§ **Extracted records**
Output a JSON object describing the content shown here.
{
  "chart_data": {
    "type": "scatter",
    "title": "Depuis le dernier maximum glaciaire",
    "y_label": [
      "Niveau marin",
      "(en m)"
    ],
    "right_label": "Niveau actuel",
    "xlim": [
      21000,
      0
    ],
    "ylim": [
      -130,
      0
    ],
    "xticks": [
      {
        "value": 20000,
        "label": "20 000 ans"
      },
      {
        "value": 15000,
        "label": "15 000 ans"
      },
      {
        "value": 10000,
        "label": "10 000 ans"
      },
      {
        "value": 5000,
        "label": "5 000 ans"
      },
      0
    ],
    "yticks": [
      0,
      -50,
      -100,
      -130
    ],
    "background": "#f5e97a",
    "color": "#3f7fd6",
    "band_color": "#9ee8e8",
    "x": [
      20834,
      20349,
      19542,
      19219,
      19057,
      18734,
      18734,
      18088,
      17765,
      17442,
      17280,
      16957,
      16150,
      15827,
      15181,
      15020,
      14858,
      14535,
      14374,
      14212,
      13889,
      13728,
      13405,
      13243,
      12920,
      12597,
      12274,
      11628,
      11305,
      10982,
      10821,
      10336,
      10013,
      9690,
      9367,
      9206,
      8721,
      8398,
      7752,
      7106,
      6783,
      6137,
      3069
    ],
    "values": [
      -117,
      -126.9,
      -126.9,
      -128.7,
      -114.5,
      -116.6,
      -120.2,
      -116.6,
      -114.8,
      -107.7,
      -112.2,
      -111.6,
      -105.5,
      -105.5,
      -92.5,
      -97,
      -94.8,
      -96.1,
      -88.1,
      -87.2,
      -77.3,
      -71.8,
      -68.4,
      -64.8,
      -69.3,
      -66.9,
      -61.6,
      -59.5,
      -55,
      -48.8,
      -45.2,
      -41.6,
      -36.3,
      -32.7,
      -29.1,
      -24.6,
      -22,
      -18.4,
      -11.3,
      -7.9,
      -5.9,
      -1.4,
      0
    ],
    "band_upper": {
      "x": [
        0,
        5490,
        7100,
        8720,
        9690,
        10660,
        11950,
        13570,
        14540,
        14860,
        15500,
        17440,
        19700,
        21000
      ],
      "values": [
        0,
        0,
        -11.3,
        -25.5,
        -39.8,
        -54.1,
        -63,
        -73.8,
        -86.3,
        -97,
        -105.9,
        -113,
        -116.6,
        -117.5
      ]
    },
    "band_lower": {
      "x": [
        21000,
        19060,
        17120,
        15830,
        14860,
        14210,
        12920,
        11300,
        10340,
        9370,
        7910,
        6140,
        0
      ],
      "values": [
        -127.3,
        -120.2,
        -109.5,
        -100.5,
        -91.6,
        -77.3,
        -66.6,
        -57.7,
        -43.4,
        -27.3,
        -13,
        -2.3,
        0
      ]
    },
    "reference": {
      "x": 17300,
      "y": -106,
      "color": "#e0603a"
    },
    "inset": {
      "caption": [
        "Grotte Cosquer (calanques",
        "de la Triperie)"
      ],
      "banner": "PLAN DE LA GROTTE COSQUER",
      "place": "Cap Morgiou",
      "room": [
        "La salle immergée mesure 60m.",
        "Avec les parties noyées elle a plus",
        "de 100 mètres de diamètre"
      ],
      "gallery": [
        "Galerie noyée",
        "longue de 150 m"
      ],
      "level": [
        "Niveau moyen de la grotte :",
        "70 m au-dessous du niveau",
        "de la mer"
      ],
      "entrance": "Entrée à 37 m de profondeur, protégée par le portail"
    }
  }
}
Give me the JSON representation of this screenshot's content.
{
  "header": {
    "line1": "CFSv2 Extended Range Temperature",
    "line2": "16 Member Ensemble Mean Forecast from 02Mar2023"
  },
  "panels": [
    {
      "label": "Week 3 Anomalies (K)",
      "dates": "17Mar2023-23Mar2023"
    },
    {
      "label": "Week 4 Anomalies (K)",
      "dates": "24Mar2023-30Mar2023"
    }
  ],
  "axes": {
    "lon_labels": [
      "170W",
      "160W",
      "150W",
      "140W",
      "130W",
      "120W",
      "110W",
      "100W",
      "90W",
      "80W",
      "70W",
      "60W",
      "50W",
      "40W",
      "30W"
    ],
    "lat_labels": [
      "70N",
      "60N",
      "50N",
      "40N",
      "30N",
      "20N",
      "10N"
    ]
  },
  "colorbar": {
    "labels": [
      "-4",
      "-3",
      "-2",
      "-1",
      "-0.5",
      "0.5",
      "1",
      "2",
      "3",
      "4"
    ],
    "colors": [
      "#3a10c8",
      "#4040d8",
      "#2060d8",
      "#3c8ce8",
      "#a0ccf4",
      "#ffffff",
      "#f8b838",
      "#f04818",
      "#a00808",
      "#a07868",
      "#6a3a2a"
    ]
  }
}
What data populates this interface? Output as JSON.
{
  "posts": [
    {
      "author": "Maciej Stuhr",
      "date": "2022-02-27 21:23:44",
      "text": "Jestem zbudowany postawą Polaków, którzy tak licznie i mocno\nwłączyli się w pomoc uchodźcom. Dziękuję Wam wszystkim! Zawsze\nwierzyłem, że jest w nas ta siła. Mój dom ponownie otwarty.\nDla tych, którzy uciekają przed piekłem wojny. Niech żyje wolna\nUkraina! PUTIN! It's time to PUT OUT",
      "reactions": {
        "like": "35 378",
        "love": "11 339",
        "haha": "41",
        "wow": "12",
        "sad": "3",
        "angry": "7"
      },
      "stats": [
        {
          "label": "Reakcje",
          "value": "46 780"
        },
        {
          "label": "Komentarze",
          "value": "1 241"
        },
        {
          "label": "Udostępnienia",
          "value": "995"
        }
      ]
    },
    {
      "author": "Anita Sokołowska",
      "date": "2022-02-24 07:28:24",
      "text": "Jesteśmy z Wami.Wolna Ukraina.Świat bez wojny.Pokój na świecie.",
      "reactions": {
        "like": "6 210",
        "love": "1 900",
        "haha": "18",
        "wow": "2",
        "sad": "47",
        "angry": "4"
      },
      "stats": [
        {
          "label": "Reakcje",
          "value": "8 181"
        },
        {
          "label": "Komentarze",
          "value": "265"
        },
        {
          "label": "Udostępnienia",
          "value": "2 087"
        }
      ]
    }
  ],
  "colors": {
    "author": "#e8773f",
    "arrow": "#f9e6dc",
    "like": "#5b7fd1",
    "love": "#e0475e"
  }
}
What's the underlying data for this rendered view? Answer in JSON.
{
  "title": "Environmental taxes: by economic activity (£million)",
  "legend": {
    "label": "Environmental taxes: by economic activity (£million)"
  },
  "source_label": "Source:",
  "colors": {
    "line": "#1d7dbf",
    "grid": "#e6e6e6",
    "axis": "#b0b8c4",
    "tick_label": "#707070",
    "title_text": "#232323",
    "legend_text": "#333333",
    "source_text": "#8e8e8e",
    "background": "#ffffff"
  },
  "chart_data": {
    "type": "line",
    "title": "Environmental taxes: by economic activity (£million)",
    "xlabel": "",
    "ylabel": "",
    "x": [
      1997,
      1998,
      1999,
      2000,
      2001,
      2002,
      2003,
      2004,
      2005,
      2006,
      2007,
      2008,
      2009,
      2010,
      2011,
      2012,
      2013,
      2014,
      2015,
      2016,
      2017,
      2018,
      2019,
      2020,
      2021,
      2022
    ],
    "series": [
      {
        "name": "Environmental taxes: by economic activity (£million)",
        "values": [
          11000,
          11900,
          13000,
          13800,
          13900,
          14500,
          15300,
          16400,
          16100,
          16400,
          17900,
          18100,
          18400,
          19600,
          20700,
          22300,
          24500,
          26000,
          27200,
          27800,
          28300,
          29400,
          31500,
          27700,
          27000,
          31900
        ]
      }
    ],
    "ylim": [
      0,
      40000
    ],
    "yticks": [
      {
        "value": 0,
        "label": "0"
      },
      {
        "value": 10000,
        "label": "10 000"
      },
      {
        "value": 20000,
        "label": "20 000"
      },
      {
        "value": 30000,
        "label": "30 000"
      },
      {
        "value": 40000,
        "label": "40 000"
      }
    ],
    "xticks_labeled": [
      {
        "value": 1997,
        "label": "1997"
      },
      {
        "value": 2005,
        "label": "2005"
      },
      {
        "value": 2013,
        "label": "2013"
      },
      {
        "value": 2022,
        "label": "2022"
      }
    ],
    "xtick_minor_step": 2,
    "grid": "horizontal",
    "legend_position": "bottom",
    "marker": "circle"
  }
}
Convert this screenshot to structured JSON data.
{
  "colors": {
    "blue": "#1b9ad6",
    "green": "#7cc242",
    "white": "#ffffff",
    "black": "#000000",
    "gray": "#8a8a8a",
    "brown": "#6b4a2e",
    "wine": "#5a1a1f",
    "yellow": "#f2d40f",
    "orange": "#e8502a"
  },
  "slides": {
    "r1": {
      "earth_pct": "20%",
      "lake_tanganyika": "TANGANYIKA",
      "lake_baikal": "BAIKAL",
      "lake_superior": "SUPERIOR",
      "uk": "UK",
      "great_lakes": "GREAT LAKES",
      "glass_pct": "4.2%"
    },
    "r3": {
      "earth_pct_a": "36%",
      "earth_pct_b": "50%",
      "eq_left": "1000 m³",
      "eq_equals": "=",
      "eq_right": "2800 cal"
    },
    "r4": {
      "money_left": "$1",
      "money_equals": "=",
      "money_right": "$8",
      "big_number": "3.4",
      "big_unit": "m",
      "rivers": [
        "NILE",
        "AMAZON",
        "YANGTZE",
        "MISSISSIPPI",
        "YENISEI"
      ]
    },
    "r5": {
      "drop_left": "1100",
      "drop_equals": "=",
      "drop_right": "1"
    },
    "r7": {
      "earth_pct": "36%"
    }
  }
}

§ **Aim**
Show every line from the entries above in which "background" appears.

§ **Answer to this problem**
    "background": "#f5e97a",
    "background": "#ffffff"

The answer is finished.